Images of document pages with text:
■ ■ ■ ■ ■ ■ ■

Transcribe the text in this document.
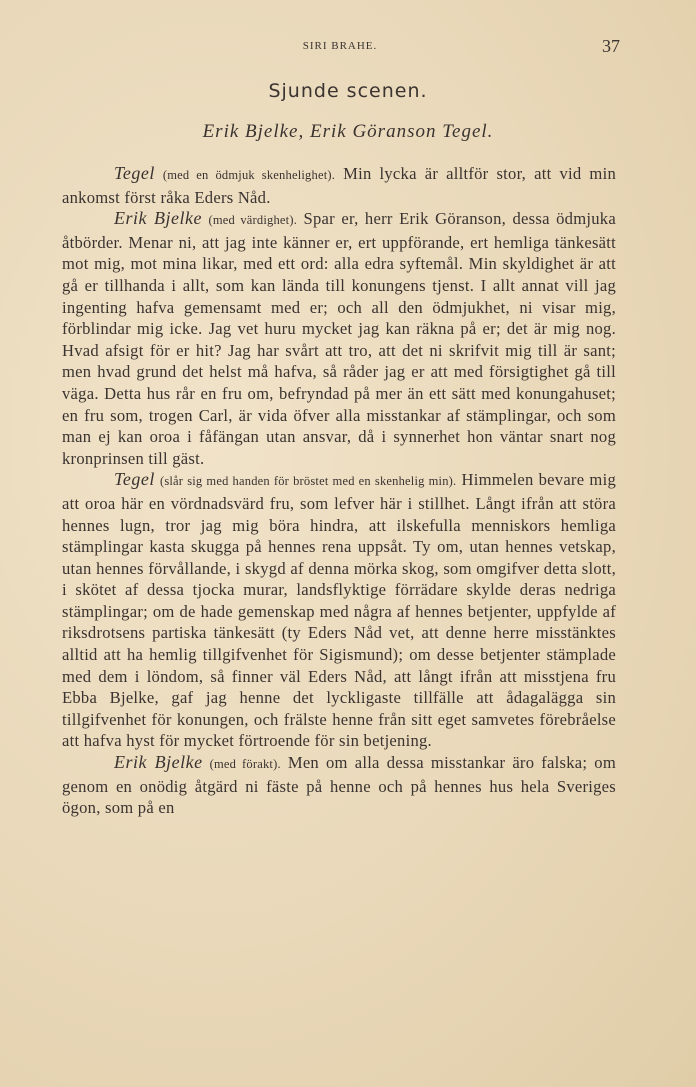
SIRI BRAHE.	37
Sjunde scenen.
Erik Bjelke, Erik Göranson Tegel.

Tegel (med en ödmjuk skenhelighet). Min lycka är alltför stor, att vid min ankomst först råka Eders Nåd.

Erik Bjelke (med värdighet). Spar er, herr Erik Göranson, dessa ödmjuka åtbörder. Menar ni, att jag inte känner er, ert uppförande, ert hemliga tänkesätt mot mig, mot mina likar, med ett ord: alla edra syftemål. Min skyldighet är att gå er tillhanda i allt, som kan lända till konungens tjenst. I allt annat vill jag ingenting hafva gemensamt med er; och all den ödmjukhet, ni visar mig, förblindar mig icke. Jag vet huru mycket jag kan räkna på er; det är mig nog. Hvad afsigt för er hit? Jag har svårt att tro, att det ni skrifvit mig till är sant; men hvad grund det helst må hafva, så råder jag er att med försigtighet gå till väga. Detta hus rår en fru om, befryndad på mer än ett sätt med konungahuset; en fru som, trogen Carl, är vida öfver alla misstankar af stämplingar, och som man ej kan oroa i fåfängan utan ansvar, då i synnerhet hon väntar snart nog kronprinsen till gäst.

Tegel (slår sig med handen för bröstet med en skenhelig min). Himmelen bevare mig att oroa här en vördnadsvärd fru, som lefver här i stillhet. Långt ifrån att störa hennes lugn, tror jag mig böra hindra, att ilskefulla menniskors hemliga stämplingar kasta skugga på hennes rena uppsåt. Ty om, utan hennes vetskap, utan hennes förvållande, i skygd af denna mörka skog, som omgifver detta slott, i skötet af dessa tjocka murar, landsflyktige förrädare skylde deras nedriga stämplingar; om de hade gemenskap med några af hennes betjenter, uppfylde af riksdrotsens partiska tänkesätt (ty Eders Nåd vet, att denne herre misstänktes alltid att ha hemlig tillgifvenhet för Sigismund); om desse betjenter stämplade med dem i löndom, så finner väl Eders Nåd, att långt ifrån att misstjena fru Ebba Bjelke, gaf jag henne det lyckligaste tillfälle att ådagalägga sin tillgifvenhet för konungen, och frälste henne från sitt eget samvetes förebråelse att hafva hyst för mycket förtroende för sin betjening.

Erik Bjelke (med förakt). Men om alla dessa misstankar äro falska; om genom en onödig åtgärd ni fäste på henne och på hennes hus hela Sveriges ögon, som på en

■ ■ ■ ■ ■ ■ ■

§ What the exercise asks
The expected output is every entry above, retyped exactly, with the pictures removed.

§ Solved exercise
Transcribe the text in this document.
SIRI BRAHE.	37
Sjunde scenen.
Erik Bjelke, Erik Göranson Tegel.

Tegel (med en ödmjuk skenhelighet). Min lycka är alltför stor, att vid min ankomst först råka Eders Nåd.

Erik Bjelke (med värdighet). Spar er, herr Erik Göranson, dessa ödmjuka åtbörder. Menar ni, att jag inte känner er, ert uppförande, ert hemliga tänkesätt mot mig, mot mina likar, med ett ord: alla edra syftemål. Min skyldighet är att gå er tillhanda i allt, som kan lända till konungens tjenst. I allt annat vill jag ingenting hafva gemensamt med er; och all den ödmjukhet, ni visar mig, förblindar mig icke. Jag vet huru mycket jag kan räkna på er; det är mig nog. Hvad afsigt för er hit? Jag har svårt att tro, att det ni skrifvit mig till är sant; men hvad grund det helst må hafva, så råder jag er att med försigtighet gå till väga. Detta hus rår en fru om, befryndad på mer än ett sätt med konungahuset; en fru som, trogen Carl, är vida öfver alla misstankar af stämplingar, och som man ej kan oroa i fåfängan utan ansvar, då i synnerhet hon väntar snart nog kronprinsen till gäst.

Tegel (slår sig med handen för bröstet med en skenhelig min). Himmelen bevare mig att oroa här en vördnadsvärd fru, som lefver här i stillhet. Långt ifrån att störa hennes lugn, tror jag mig böra hindra, att ilskefulla menniskors hemliga stämplingar kasta skugga på hennes rena uppsåt. Ty om, utan hennes vetskap, utan hennes förvållande, i skygd af denna mörka skog, som omgifver detta slott, i skötet af dessa tjocka murar, landsflyktige förrädare skylde deras nedriga stämplingar; om de hade gemenskap med några af hennes betjenter, uppfylde af riksdrotsens partiska tänkesätt (ty Eders Nåd vet, att denne herre misstänktes alltid att ha hemlig tillgifvenhet för Sigismund); om desse betjenter stämplade med dem i löndom, så finner väl Eders Nåd, att långt ifrån att misstjena fru Ebba Bjelke, gaf jag henne det lyckligaste tillfälle att ådagalägga sin tillgifvenhet för konungen, och frälste henne från sitt eget samvetes förebråelse att hafva hyst för mycket förtroende för sin betjening.

Erik Bjelke (med förakt). Men om alla dessa misstankar äro falska; om genom en onödig åtgärd ni fäste på henne och på hennes hus hela Sveriges ögon, som på en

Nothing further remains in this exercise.